▸ EXERCISE TASK: Set each entry down verbatim, omitting images.

● ● ● ●

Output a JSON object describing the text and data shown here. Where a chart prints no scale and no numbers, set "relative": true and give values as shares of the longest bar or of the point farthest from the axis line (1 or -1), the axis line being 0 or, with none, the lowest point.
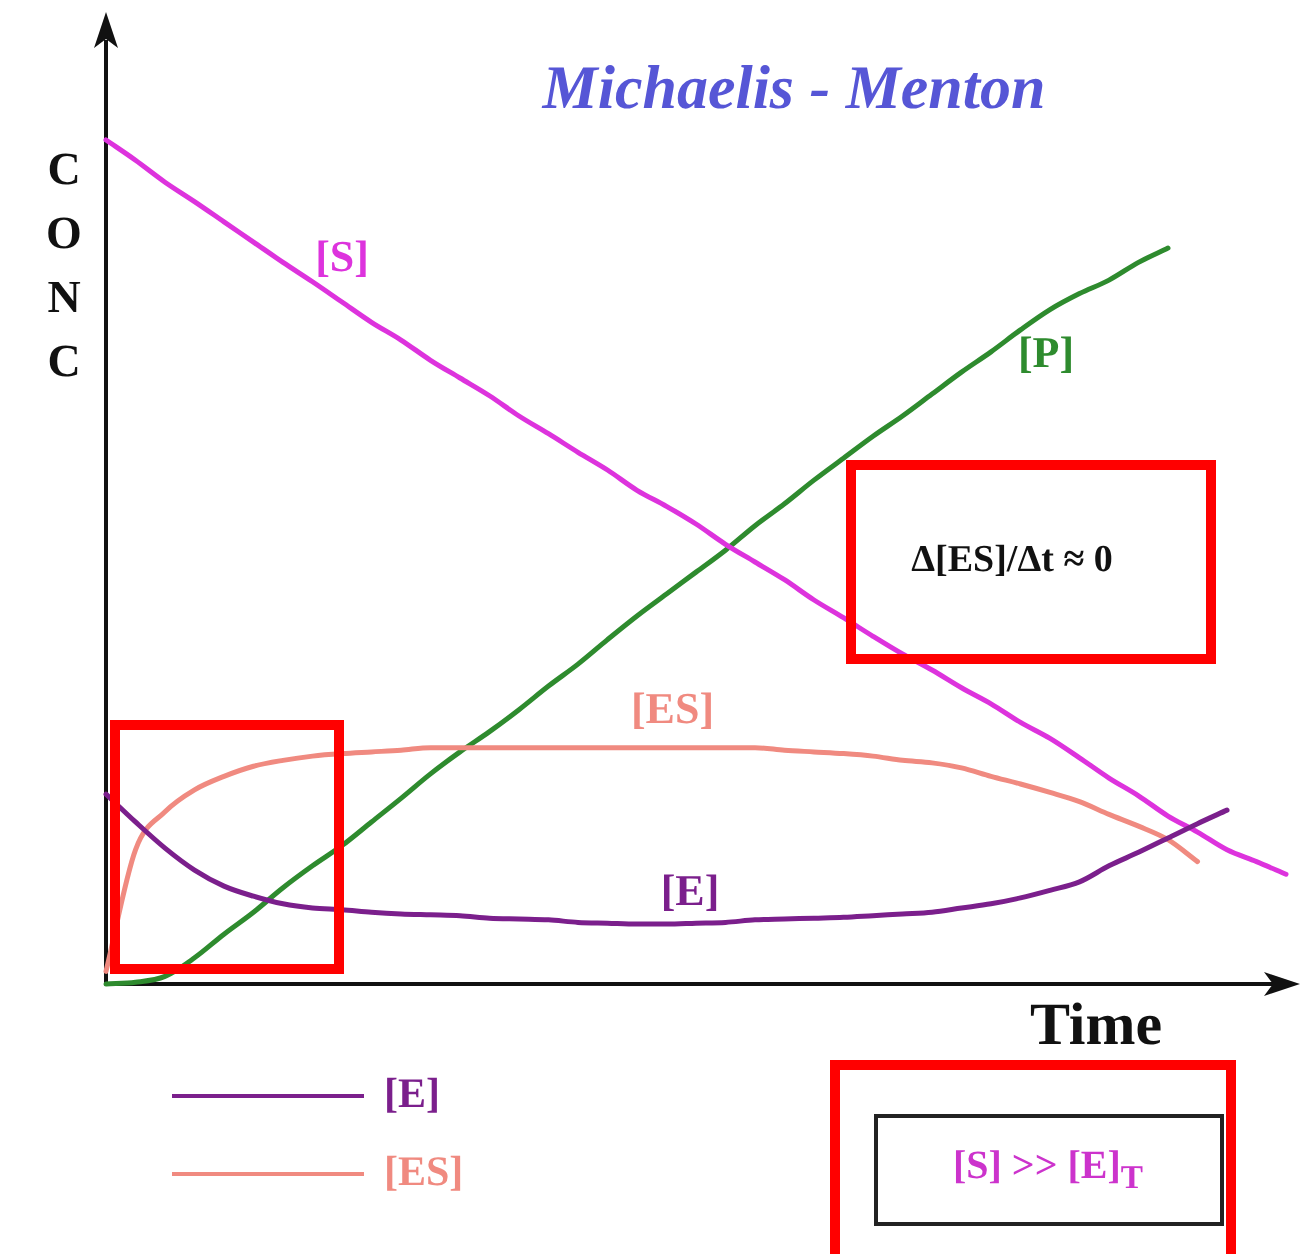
{
  "chart_data": {
    "type": "line",
    "title": "Michaelis - Menton",
    "xlabel": "Time",
    "ylabel": "CONC",
    "relative": true,
    "tick_labels": false,
    "legend": "bottom left",
    "categories": [
      null,
      null,
      null,
      null,
      null,
      null,
      null,
      null,
      null,
      null,
      null,
      null,
      null,
      null,
      null,
      null,
      null,
      null,
      null,
      null,
      null,
      null,
      null,
      null,
      null,
      null,
      null,
      null,
      null,
      null,
      null,
      null,
      null,
      null,
      null,
      null,
      null,
      null,
      null,
      null,
      null
    ],
    "series": [
      {
        "name": "[E]",
        "color": "#7b1f8c",
        "values": [
          0.225,
          0.192,
          0.161,
          0.135,
          0.116,
          0.104,
          0.095,
          0.09,
          0.088,
          0.085,
          0.083,
          0.082,
          0.081,
          0.078,
          0.077,
          0.076,
          0.073,
          0.072,
          0.071,
          0.071,
          0.072,
          0.073,
          0.076,
          0.077,
          0.078,
          0.079,
          0.081,
          0.083,
          0.085,
          0.09,
          0.095,
          0.102,
          0.111,
          0.121,
          0.14,
          0.156,
          0.173,
          0.19,
          0.206,
          null,
          null
        ]
      },
      {
        "name": "[ES]",
        "color": "#f08a80",
        "values": [
          0.015,
          0.159,
          0.204,
          0.23,
          0.246,
          0.258,
          0.265,
          0.27,
          0.273,
          0.275,
          0.277,
          0.28,
          0.28,
          0.28,
          0.28,
          0.28,
          0.28,
          0.28,
          0.28,
          0.28,
          0.28,
          0.28,
          0.28,
          0.277,
          0.275,
          0.273,
          0.27,
          0.265,
          0.262,
          0.256,
          0.246,
          0.237,
          0.227,
          0.216,
          0.201,
          0.187,
          0.171,
          0.145,
          null,
          null,
          null
        ]
      },
      {
        "name": "[S]",
        "color": "#dd33dd",
        "values": [
          1.0,
          0.976,
          0.95,
          0.927,
          0.903,
          0.879,
          0.855,
          0.832,
          0.808,
          0.784,
          0.763,
          0.739,
          0.718,
          0.697,
          0.673,
          0.652,
          0.63,
          0.609,
          0.585,
          0.566,
          0.545,
          0.521,
          0.5,
          0.479,
          0.455,
          0.434,
          0.412,
          0.391,
          0.372,
          0.351,
          0.332,
          0.31,
          0.291,
          0.268,
          0.244,
          0.223,
          0.199,
          0.18,
          0.159,
          0.145,
          0.13
        ]
      },
      {
        "name": "[P]",
        "color": "#2e8b2e",
        "values": [
          0,
          0.002,
          0.009,
          0.031,
          0.059,
          0.085,
          0.114,
          0.14,
          0.164,
          0.192,
          0.22,
          0.249,
          0.275,
          0.299,
          0.325,
          0.353,
          0.379,
          0.408,
          0.436,
          0.462,
          0.488,
          0.514,
          0.543,
          0.569,
          0.597,
          0.623,
          0.649,
          0.673,
          0.699,
          0.725,
          0.749,
          0.775,
          0.799,
          0.818,
          0.834,
          0.855,
          0.872,
          null,
          null,
          null,
          null
        ]
      }
    ],
    "annotations": [
      "Δ[ES]/Δt ≈ 0",
      "[S] >> [E]$_{T}$"
    ]
  }
}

● ● ● ●

▸ ANSWER BELOW:
Output a JSON object describing the text and data shown here. Where a chart prints no scale and no numbers, set "relative": true and give values as shares of the longest bar or of the point farthest from the axis line (1 or -1), the axis line being 0 or, with none, the lowest point.
{
  "chart_data": {
    "type": "line",
    "title": "Michaelis - Menton",
    "xlabel": "Time",
    "ylabel": "CONC",
    "relative": true,
    "tick_labels": false,
    "legend": "bottom left",
    "categories": [
      null,
      null,
      null,
      null,
      null,
      null,
      null,
      null,
      null,
      null,
      null,
      null,
      null,
      null,
      null,
      null,
      null,
      null,
      null,
      null,
      null,
      null,
      null,
      null,
      null,
      null,
      null,
      null,
      null,
      null,
      null,
      null,
      null,
      null,
      null,
      null,
      null,
      null,
      null,
      null,
      null
    ],
    "series": [
      {
        "name": "[E]",
        "color": "#7b1f8c",
        "values": [
          0.225,
          0.192,
          0.161,
          0.135,
          0.116,
          0.104,
          0.095,
          0.09,
          0.088,
          0.085,
          0.083,
          0.082,
          0.081,
          0.078,
          0.077,
          0.076,
          0.073,
          0.072,
          0.071,
          0.071,
          0.072,
          0.073,
          0.076,
          0.077,
          0.078,
          0.079,
          0.081,
          0.083,
          0.085,
          0.09,
          0.095,
          0.102,
          0.111,
          0.121,
          0.14,
          0.156,
          0.173,
          0.19,
          0.206,
          null,
          null
        ]
      },
      {
        "name": "[ES]",
        "color": "#f08a80",
        "values": [
          0.015,
          0.159,
          0.204,
          0.23,
          0.246,
          0.258,
          0.265,
          0.27,
          0.273,
          0.275,
          0.277,
          0.28,
          0.28,
          0.28,
          0.28,
          0.28,
          0.28,
          0.28,
          0.28,
          0.28,
          0.28,
          0.28,
          0.28,
          0.277,
          0.275,
          0.273,
          0.27,
          0.265,
          0.262,
          0.256,
          0.246,
          0.237,
          0.227,
          0.216,
          0.201,
          0.187,
          0.171,
          0.145,
          null,
          null,
          null
        ]
      },
      {
        "name": "[S]",
        "color": "#dd33dd",
        "values": [
          1.0,
          0.976,
          0.95,
          0.927,
          0.903,
          0.879,
          0.855,
          0.832,
          0.808,
          0.784,
          0.763,
          0.739,
          0.718,
          0.697,
          0.673,
          0.652,
          0.63,
          0.609,
          0.585,
          0.566,
          0.545,
          0.521,
          0.5,
          0.479,
          0.455,
          0.434,
          0.412,
          0.391,
          0.372,
          0.351,
          0.332,
          0.31,
          0.291,
          0.268,
          0.244,
          0.223,
          0.199,
          0.18,
          0.159,
          0.145,
          0.13
        ]
      },
      {
        "name": "[P]",
        "color": "#2e8b2e",
        "values": [
          0,
          0.002,
          0.009,
          0.031,
          0.059,
          0.085,
          0.114,
          0.14,
          0.164,
          0.192,
          0.22,
          0.249,
          0.275,
          0.299,
          0.325,
          0.353,
          0.379,
          0.408,
          0.436,
          0.462,
          0.488,
          0.514,
          0.543,
          0.569,
          0.597,
          0.623,
          0.649,
          0.673,
          0.699,
          0.725,
          0.749,
          0.775,
          0.799,
          0.818,
          0.834,
          0.855,
          0.872,
          null,
          null,
          null,
          null
        ]
      }
    ],
    "annotations": [
      "Δ[ES]/Δt ≈ 0",
      "[S] >> [E]$_{T}$"
    ]
  }
}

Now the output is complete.